_Objective_.
Find the lines that contain the word "Almanach" and copy each one.

_Material_.
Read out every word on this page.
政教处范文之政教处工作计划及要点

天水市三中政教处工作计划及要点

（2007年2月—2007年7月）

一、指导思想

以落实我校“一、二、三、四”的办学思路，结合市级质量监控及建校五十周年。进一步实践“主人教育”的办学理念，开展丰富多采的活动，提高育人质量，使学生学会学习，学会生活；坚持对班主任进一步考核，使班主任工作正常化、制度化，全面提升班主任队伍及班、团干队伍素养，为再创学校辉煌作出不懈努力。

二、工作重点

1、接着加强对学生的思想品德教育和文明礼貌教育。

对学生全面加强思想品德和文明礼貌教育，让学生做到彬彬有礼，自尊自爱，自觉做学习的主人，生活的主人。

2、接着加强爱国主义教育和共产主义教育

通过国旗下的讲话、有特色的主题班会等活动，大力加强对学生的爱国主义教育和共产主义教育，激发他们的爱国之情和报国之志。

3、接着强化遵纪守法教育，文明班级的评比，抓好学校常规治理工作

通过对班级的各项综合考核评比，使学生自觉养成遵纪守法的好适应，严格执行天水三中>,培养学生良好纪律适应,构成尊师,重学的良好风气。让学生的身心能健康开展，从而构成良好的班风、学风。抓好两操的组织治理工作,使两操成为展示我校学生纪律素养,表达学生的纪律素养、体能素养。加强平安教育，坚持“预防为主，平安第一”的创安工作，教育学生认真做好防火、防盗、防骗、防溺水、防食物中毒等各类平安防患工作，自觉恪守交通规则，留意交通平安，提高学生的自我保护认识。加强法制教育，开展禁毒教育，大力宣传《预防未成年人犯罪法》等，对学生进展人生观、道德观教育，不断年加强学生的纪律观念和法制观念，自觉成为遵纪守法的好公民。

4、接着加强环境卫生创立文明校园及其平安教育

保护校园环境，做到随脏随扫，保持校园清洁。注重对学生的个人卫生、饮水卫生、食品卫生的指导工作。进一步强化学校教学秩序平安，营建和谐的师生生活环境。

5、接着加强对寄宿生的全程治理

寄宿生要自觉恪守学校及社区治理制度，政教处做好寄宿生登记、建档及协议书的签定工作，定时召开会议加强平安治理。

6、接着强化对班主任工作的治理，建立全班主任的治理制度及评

* * *

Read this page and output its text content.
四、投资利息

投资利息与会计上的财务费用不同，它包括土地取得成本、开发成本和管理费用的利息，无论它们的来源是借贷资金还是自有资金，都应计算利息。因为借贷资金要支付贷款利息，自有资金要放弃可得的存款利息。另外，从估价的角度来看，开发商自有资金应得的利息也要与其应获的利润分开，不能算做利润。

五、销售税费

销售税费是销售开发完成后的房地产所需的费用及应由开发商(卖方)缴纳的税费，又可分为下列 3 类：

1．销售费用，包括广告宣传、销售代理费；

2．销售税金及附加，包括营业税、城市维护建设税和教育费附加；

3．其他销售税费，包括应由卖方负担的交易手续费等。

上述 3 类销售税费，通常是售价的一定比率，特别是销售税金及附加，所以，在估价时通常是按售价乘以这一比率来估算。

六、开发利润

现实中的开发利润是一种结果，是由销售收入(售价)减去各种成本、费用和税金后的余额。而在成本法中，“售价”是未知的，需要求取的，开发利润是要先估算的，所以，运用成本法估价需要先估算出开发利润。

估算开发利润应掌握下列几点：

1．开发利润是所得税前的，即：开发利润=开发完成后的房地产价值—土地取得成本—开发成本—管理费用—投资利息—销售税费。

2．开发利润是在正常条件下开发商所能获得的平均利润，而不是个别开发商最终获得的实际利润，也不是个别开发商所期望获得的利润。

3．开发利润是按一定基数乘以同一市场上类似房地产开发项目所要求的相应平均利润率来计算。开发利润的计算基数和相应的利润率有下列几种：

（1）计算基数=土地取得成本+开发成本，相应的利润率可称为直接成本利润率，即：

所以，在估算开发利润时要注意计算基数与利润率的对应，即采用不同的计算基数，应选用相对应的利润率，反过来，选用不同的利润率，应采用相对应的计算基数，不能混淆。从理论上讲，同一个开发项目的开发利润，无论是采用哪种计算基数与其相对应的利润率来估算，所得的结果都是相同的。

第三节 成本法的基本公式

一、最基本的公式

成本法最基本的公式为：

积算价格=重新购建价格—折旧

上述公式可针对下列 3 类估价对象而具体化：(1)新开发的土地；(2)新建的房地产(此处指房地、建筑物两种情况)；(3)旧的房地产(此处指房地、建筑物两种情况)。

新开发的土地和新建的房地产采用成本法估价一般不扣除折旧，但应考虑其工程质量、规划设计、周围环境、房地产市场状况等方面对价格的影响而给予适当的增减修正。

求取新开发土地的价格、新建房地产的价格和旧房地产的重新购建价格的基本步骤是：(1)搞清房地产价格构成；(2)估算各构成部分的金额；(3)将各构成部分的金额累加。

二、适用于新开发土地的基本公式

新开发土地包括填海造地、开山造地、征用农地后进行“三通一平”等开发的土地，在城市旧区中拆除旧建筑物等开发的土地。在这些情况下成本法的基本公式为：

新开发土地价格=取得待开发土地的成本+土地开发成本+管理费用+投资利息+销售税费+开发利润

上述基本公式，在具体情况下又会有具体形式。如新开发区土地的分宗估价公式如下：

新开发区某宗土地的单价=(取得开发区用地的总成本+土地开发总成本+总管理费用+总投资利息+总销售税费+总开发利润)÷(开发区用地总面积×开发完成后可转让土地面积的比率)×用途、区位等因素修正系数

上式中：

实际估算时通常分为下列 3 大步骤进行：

---

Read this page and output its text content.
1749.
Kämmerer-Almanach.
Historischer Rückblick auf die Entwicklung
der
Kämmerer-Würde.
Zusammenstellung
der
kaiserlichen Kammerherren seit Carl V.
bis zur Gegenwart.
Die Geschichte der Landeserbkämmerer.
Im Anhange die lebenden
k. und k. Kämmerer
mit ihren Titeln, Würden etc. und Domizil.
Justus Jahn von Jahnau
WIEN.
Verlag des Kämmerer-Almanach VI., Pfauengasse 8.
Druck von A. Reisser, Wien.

_Response_.
Kämmerer-Almanach.
Verlag des Kämmerer-Almanach VI., Pfauengasse 8.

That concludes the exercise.